WRITTEN PROBLEM
Give the count of lines in the data that include "высушиванием", with no other words.
========================================================================
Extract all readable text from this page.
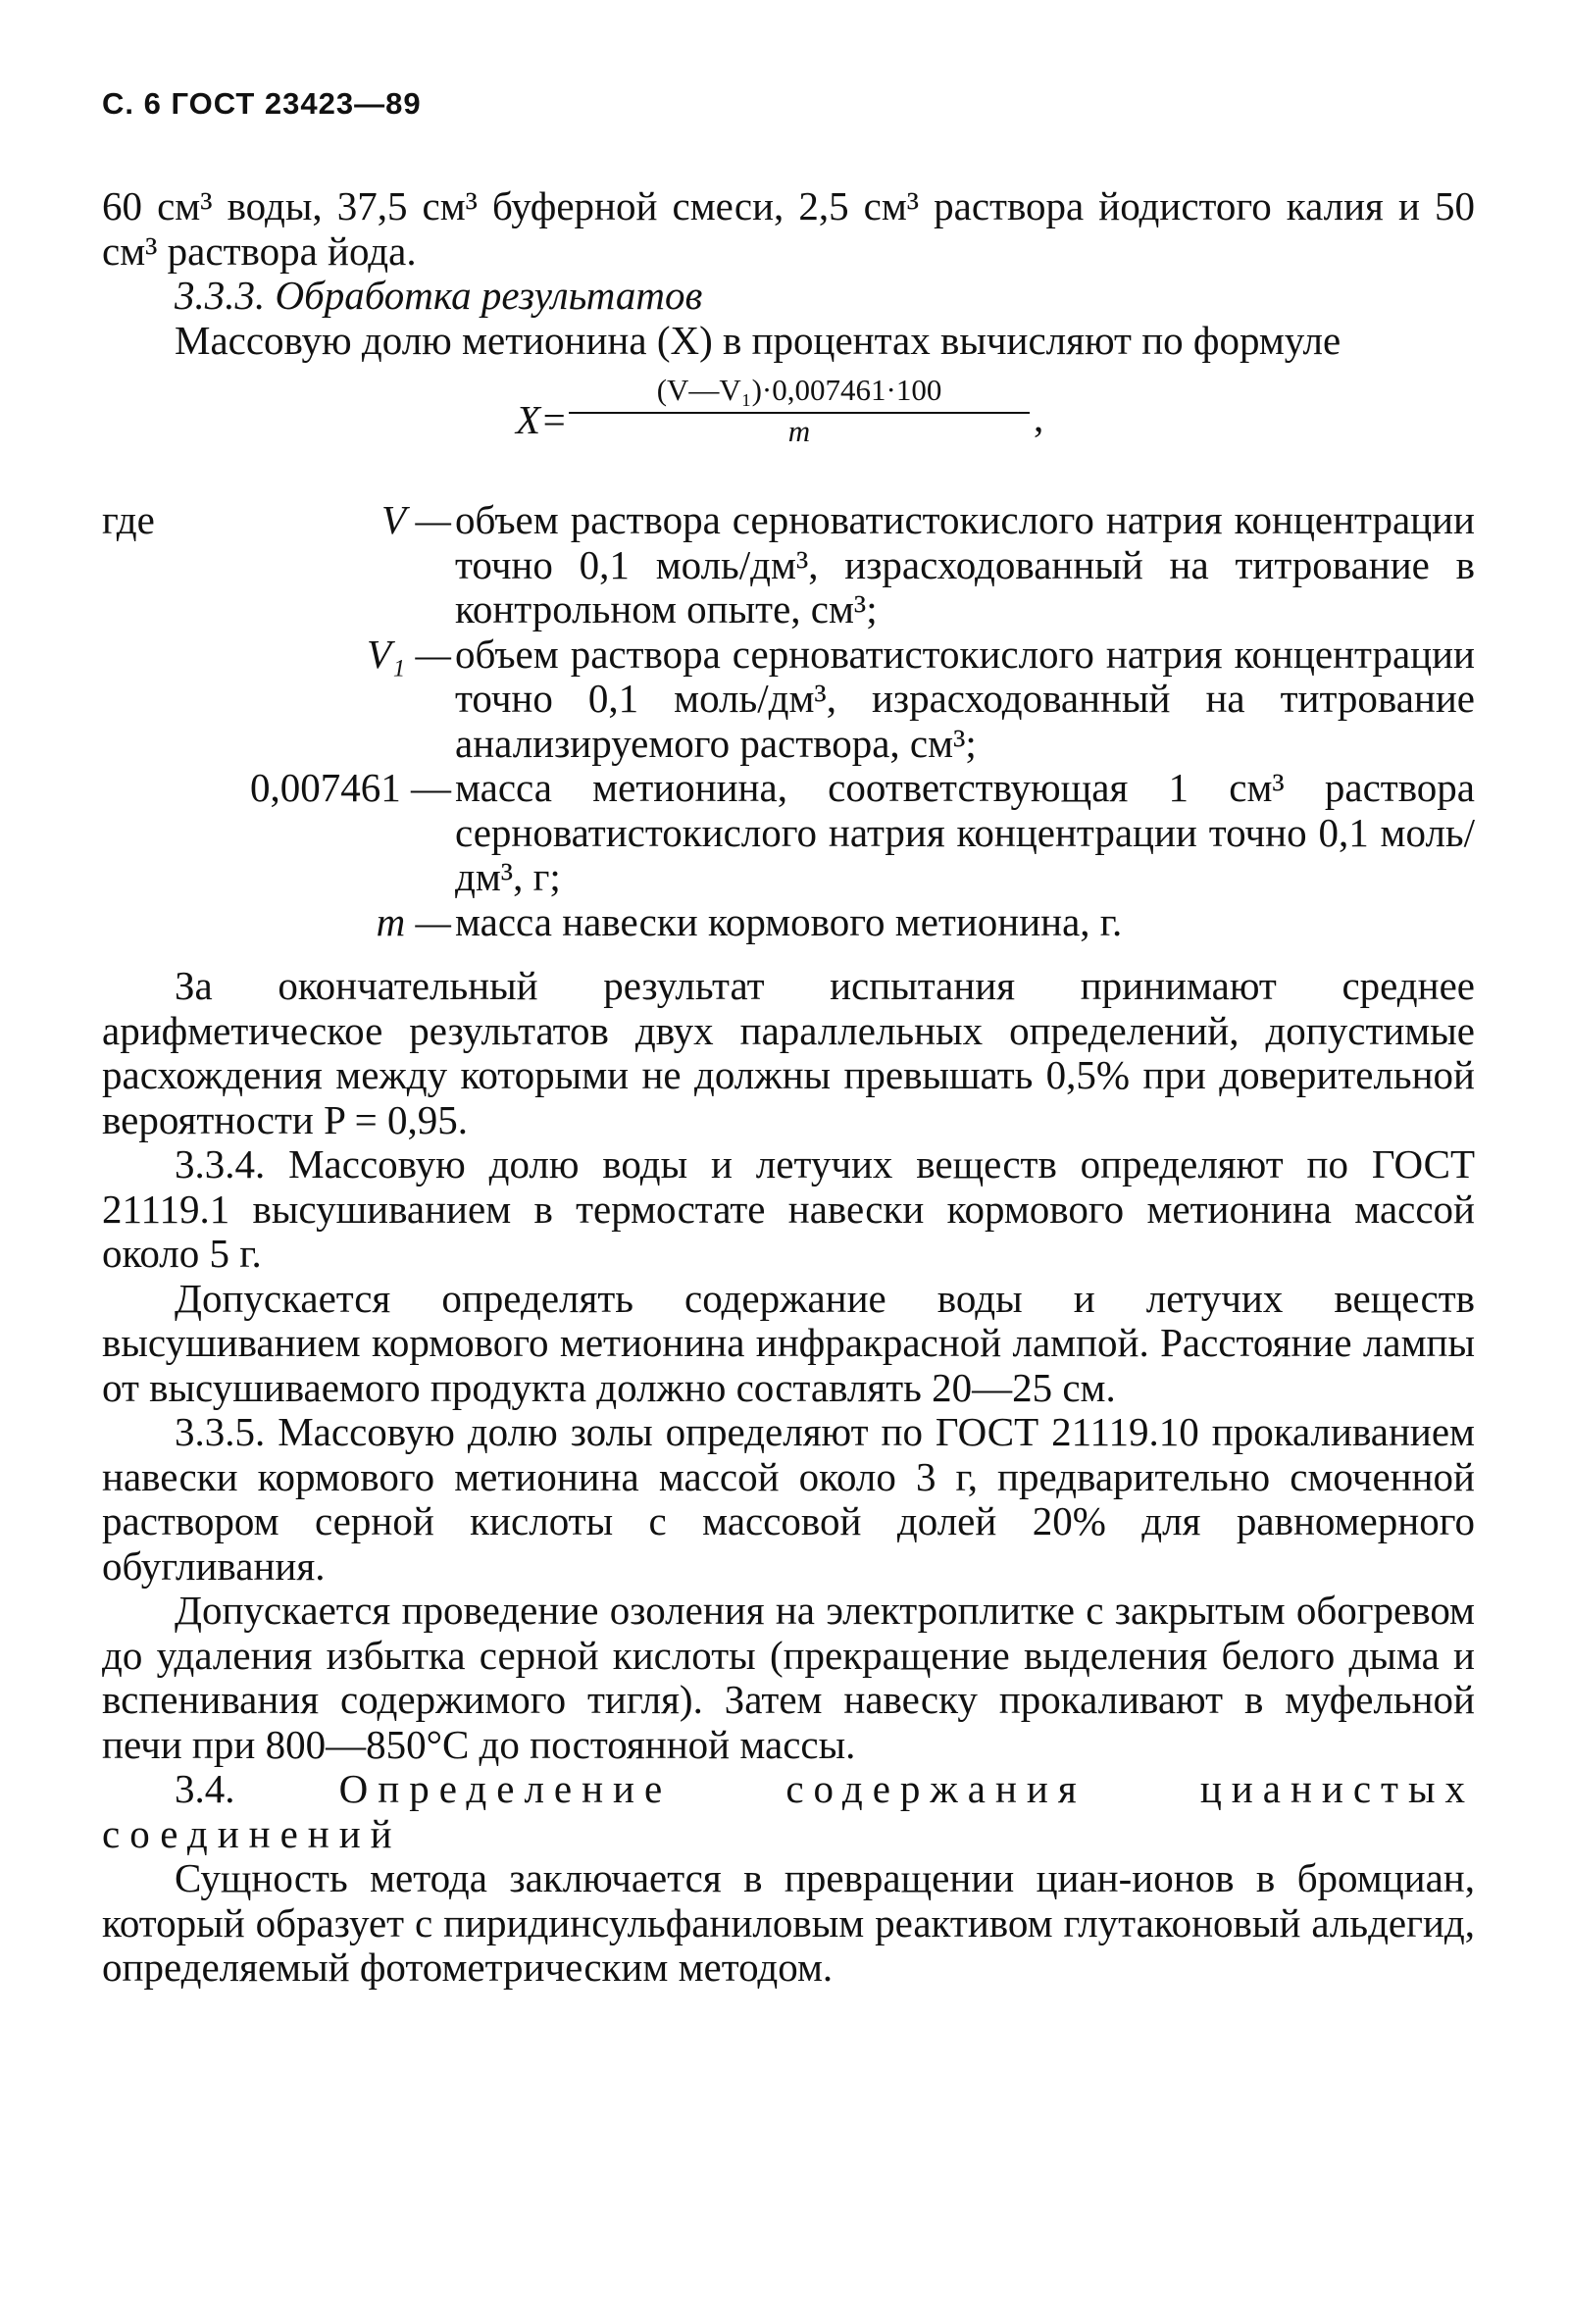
С. 6 ГОСТ 23423—89

60 см³ воды, 37,5 см³ буферной смеси, 2,5 см³ раствора йодистого калия и 50 см³ раствора йода.

3.3.3. Обработка результатов

Массовую долю метионина (X) в процентах вычисляют по формуле

$X= \frac{\text{(V—V₁)·0,007461·100}}{m}$ ,
где	V — объем раствора серноватистокислого натрия концентрации точно 0,1 моль/дм³, израсходованный на титрование в контрольном опыте, см³;
V₁ — объем раствора серноватистокислого натрия концентрации точно 0,1 моль/дм³, израсходованный на титрование анализируемого раствора, см³;
0,007461 — масса метионина, соответствующая 1 см³ раствора серноватистокислого натрия концентрации точно 0,1 моль/дм³, г;
m — масса навески кормового метионина, г.

За окончательный результат испытания принимают среднее арифметическое результатов двух параллельных определений, допустимые расхождения между которыми не должны превышать 0,5% при доверительной вероятности P = 0,95.

3.3.4. Массовую долю воды и летучих веществ определяют по ГОСТ 21119.1 высушиванием в термостате навески кормового метионина массой около 5 г.

Допускается определять содержание воды и летучих веществ высушиванием кормового метионина инфракрасной лампой. Расстояние лампы от высушиваемого продукта должно составлять 20—25 см.

3.3.5. Массовую долю золы определяют по ГОСТ 21119.10 прокаливанием навески кормового метионина массой около 3 г, предварительно смоченной раствором серной кислоты с массовой долей 20% для равномерного обугливания.

Допускается проведение озоления на электроплитке с закрытым обогревом до удаления избытка серной кислоты (прекращение выделения белого дыма и вспенивания содержимого тигля). Затем навеску прокаливают в муфельной печи при 800—850°С до постоянной массы.

3.4.	Определение содержания цианистых соединений

Сущность метода заключается в превращении циан-ионов в бромциан, который образует с пиридинсульфаниловым реактивом глутаконовый альдегид, определяемый фотометрическим методом.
========================================================================
ANSWER TO THE EXERCISE
2